● TRECHO FORNECIDO
As emissoras fizeram do teletexto um canal de comunicação entre suas
afiliadas (TEIXEIRA, 2009).
Teixeira (2009, p. 82) ainda afirma que “a interação sempre foi
um objetivo no horizonte das inovações tecnológicas”. Porém, os
fracassos encontrados na televisão interativa, em grande parte das vezes,
estiveram relacionados ao uso de uma tecnologia onerosa ou a propostas
de programas interativos que interessavam mais às emissoras do que ao
público. Segundo o autor, para compreender o tipo de interatividade
televisiva mais atraente para as pessoas, é preciso, antes, compreender a
própria televisão. Dada essa observação de Teixeira (2009), as seções a
seguir se destinam a entender melhor a televisão e a interatividade.
1.1. TV DIGITAL INTERATIVA
Em fevereiro de 2016 teve início o desligamento do sistema de
transmissão da televisão analógica. Segundo o calendário elaborado pelo
Ministério das Telecomunicações, a chamada migração digital deverá se
encerrar apenas no final de 2023 (EBC, 2016). Para que o desligamento
aconteça, é obrigatório que pelo menos 93% dos habitantes da região a
ser desligada estejam recebendo o sinal digital e sejam alertados sobre a
migração um ano antes de ela ocorrer (EBC, 2015).
Todo esse processo começou em 2003 por meio do Decreto nº
4.901, que instituiu o Sistema Brasileiro de Televisão Digital Terrestre
(SBTVD-T). Três anos depois, o Decreto nº 520 determinou as
diretrizes para a mudança no modelo de transmissão tecnológica
utilizado pelas emissoras e também explicitou os recursos que o
SBTVD-T proporcionaria: transmissão digital em alta definição
(HDTV) e em definição padrão (SDTV); transmissão digital
simultânea para recepção fixa, móvel e portátil; interatividade (BRASIL,
2006).
Além da propagandeada qualidade do sinal de áudio e vídeo, que
permite a exibição de imagens em Alta Definição (HD), e da
possibilidade de assistir à TV em dispositivos móveis, o SBTVD-T
permite o tráfego de dados. Isso possibilita o acesso a outras
informações disponibilizadas em um ambiente paralelo, que é
denominado como midlleware. O SBTVD-T é uma adaptação brasileira do padrão japonês, e
uma das suas diferenças é o midlleware utilizado. A versão nacional
conta com o Ginga, um software livre desenvolvido em conjunto pelas
40
universidades PUC-Rio e UFPB. Esse canal é o que permite que a
televisão não seja uma via de mão única, abrindo a possibilidade de
interagir com o conteúdo diretamente pela TV. Atualmente, o padrão
nipo-brasileiro é empregado por 15 países da América Latina, Central e
da África (EBC, 2016).

● OBJETIVO DA TAREFA
Reproduza o trecho sobre a televisão digital começando em "1.1. TV DIGITAL" e seguindo até "ocorrer (EBC, 2015).", trocando "migração" por "transição". Os registros não têm relação com esta atividade.

[Registros de uma fonte de dados]
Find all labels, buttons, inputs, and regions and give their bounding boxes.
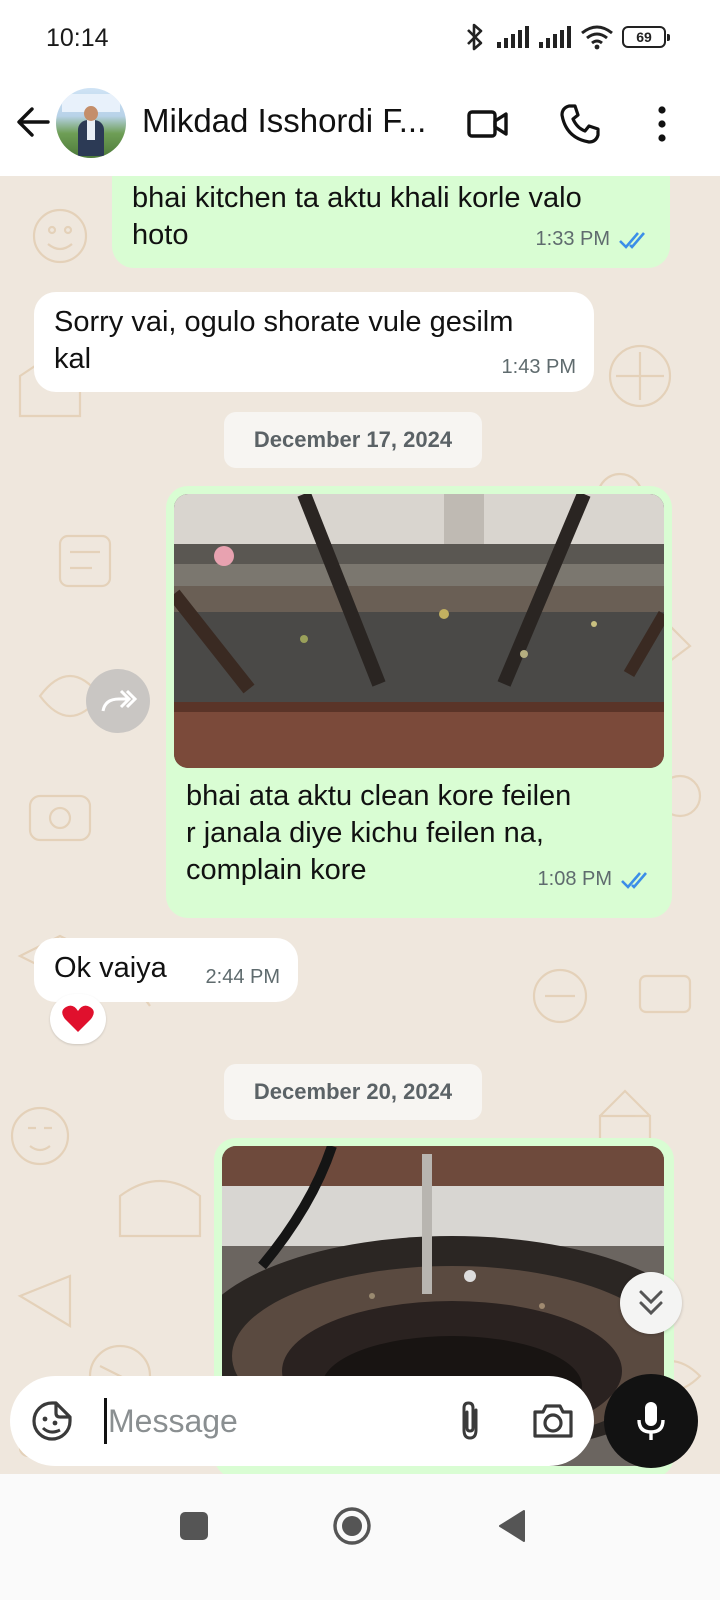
image-caption: r janala diye kichu feilen na, [186, 817, 544, 849]
home-button[interactable] [330, 1504, 374, 1548]
chat-area[interactable]: bhai kitchen ta aktu khali korle valo ho… [0, 176, 720, 1474]
signal-icon [497, 26, 529, 48]
message-bubble-incoming[interactable]: Ok vaiya 2:44 PM [34, 938, 298, 1002]
wifi-icon [581, 25, 613, 50]
forward-button[interactable] [86, 669, 150, 733]
status-icons: 69 [462, 22, 670, 52]
message-time: 1:08 PM [537, 868, 612, 890]
scroll-to-bottom-button[interactable] [620, 1272, 682, 1334]
image-caption: bhai ata aktu clean kore feilen [186, 780, 572, 812]
message-text: bhai kitchen ta aktu khali korle valo [132, 182, 582, 214]
triangle-back-icon [499, 1510, 525, 1542]
chat-header: Mikdad Isshordi F... [0, 78, 720, 176]
message-meta: 1:43 PM [502, 349, 576, 386]
status-time: 10:14 [46, 24, 109, 52]
message-text: Sorry vai, ogulo shorate vule gesilm [54, 306, 514, 338]
text-caret [104, 1398, 107, 1444]
message-photo[interactable] [174, 494, 664, 768]
signal-icon [539, 26, 571, 48]
message-time: 2:44 PM [205, 966, 280, 988]
image-message-outgoing[interactable]: bhai ata aktu clean kore feilen r janala… [166, 486, 672, 918]
home-circle-icon [333, 1507, 371, 1545]
double-chevron-down-icon [639, 1290, 663, 1316]
date-separator: December 17, 2024 [224, 412, 482, 468]
battery-level: 69 [636, 29, 652, 45]
message-input[interactable] [108, 1394, 428, 1448]
forward-icon [101, 689, 137, 712]
square-icon [180, 1512, 208, 1540]
status-bar: 10:14 69 [0, 0, 720, 78]
phone-icon[interactable] [556, 100, 604, 148]
message-text: kal [54, 343, 92, 375]
voice-message-button[interactable] [604, 1374, 698, 1468]
message-reaction[interactable] [50, 994, 106, 1044]
back-arrow-icon[interactable] [14, 102, 54, 142]
attach-icon[interactable] [448, 1398, 494, 1444]
message-bubble-incoming[interactable]: Sorry vai, ogulo shorate vule gesilm kal… [34, 292, 594, 392]
message-composer [10, 1376, 594, 1466]
back-button[interactable] [490, 1504, 534, 1548]
red-heart-icon [62, 1005, 94, 1032]
system-nav-bar [0, 1474, 720, 1600]
message-meta: 2:44 PM [206, 959, 280, 996]
message-time: 1:33 PM [535, 228, 610, 250]
message-time: 1:43 PM [501, 356, 576, 378]
sticker-icon[interactable] [30, 1399, 74, 1443]
date-separator: December 20, 2024 [224, 1064, 482, 1120]
microphone-icon [637, 1402, 665, 1440]
message-meta: 1:08 PM [538, 861, 654, 898]
more-options-icon[interactable] [638, 100, 686, 148]
video-call-icon[interactable] [464, 100, 512, 148]
image-caption: complain kore [186, 854, 367, 886]
read-receipt-icon [621, 871, 647, 889]
recents-button[interactable] [172, 1504, 216, 1548]
message-meta: 1:33 PM [536, 221, 652, 258]
contact-name[interactable]: Mikdad Isshordi F... [142, 102, 426, 140]
read-receipt-icon [619, 231, 645, 249]
avatar[interactable] [56, 88, 126, 158]
camera-icon[interactable] [530, 1398, 576, 1444]
message-bubble-outgoing[interactable]: bhai kitchen ta aktu khali korle valo ho… [112, 176, 670, 268]
battery-icon: 69 [622, 26, 670, 48]
bluetooth-icon [467, 23, 483, 51]
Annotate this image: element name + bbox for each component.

● RESULTADO CORRETO
1.1. TV DIGITAL INTERATIVA
Em fevereiro de 2016 teve início o desligamento do sistema de
transmissão da televisão analógica. Segundo o calendário elaborado pelo
Ministério das Telecomunicações, a chamada transição digital deverá se
encerrar apenas no final de 2023 (EBC, 2016). Para que o desligamento
aconteça, é obrigatório que pelo menos 93% dos habitantes da região a
ser desligada estejam recebendo o sinal digital e sejam alertados sobre a
transição um ano antes de ela ocorrer (EBC, 2015).